### Aim
Of all the lines in the data below, how many contain "Комсомольская"? Report that number alone.

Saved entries
§

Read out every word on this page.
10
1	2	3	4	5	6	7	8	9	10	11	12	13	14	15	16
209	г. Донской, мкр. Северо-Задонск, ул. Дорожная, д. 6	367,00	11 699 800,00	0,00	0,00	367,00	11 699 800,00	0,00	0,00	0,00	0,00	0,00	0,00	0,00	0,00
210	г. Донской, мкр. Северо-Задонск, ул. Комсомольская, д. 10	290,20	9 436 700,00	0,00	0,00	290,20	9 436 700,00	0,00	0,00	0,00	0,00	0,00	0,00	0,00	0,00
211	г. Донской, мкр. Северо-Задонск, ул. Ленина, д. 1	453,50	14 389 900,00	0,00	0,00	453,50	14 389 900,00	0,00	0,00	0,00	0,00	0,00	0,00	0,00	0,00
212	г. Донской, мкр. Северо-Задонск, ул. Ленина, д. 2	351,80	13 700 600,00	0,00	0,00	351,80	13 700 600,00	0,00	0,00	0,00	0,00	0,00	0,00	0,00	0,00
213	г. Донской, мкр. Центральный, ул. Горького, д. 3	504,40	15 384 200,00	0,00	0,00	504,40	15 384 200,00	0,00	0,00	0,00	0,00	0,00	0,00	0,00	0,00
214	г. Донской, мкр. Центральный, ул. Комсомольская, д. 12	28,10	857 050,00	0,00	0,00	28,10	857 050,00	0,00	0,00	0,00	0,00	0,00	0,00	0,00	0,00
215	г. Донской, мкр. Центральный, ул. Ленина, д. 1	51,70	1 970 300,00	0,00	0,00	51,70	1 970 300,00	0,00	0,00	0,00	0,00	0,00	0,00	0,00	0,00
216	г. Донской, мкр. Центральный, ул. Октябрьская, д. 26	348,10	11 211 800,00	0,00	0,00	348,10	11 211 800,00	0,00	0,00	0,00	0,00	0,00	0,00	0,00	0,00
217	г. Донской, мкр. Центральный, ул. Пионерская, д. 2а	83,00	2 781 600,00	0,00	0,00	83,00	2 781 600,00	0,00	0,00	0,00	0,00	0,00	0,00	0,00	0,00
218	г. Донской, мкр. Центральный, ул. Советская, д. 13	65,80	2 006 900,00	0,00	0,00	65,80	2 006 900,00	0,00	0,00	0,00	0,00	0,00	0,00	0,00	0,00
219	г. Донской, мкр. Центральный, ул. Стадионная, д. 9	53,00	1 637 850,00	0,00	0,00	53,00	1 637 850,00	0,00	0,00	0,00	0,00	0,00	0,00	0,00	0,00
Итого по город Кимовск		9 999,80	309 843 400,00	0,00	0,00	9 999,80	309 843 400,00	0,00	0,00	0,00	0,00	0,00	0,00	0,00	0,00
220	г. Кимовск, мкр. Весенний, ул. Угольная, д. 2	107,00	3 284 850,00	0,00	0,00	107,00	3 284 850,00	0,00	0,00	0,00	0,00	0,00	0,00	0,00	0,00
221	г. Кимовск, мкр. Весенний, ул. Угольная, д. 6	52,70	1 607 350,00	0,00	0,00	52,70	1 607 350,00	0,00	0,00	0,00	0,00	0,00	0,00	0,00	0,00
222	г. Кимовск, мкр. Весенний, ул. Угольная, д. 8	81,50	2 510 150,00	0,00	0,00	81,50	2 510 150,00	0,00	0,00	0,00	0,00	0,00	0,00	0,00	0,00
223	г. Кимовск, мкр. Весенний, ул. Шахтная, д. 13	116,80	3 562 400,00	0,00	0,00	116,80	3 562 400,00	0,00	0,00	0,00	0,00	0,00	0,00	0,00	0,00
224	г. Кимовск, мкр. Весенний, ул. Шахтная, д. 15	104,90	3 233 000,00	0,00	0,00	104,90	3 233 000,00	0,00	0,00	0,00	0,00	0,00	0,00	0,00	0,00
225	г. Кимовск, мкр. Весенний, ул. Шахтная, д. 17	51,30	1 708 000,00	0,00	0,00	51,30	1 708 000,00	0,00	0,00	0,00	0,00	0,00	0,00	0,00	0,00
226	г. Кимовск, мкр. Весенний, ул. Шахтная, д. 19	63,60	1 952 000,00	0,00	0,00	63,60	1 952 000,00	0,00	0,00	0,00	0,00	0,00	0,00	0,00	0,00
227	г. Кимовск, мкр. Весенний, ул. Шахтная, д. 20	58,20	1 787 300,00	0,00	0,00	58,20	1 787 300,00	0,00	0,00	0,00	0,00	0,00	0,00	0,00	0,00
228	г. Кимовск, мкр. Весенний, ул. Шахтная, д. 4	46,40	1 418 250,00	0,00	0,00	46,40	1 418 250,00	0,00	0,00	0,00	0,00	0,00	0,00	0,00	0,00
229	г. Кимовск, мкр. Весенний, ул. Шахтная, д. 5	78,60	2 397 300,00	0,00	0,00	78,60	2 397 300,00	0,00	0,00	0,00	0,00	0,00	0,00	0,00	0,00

§

### Result
2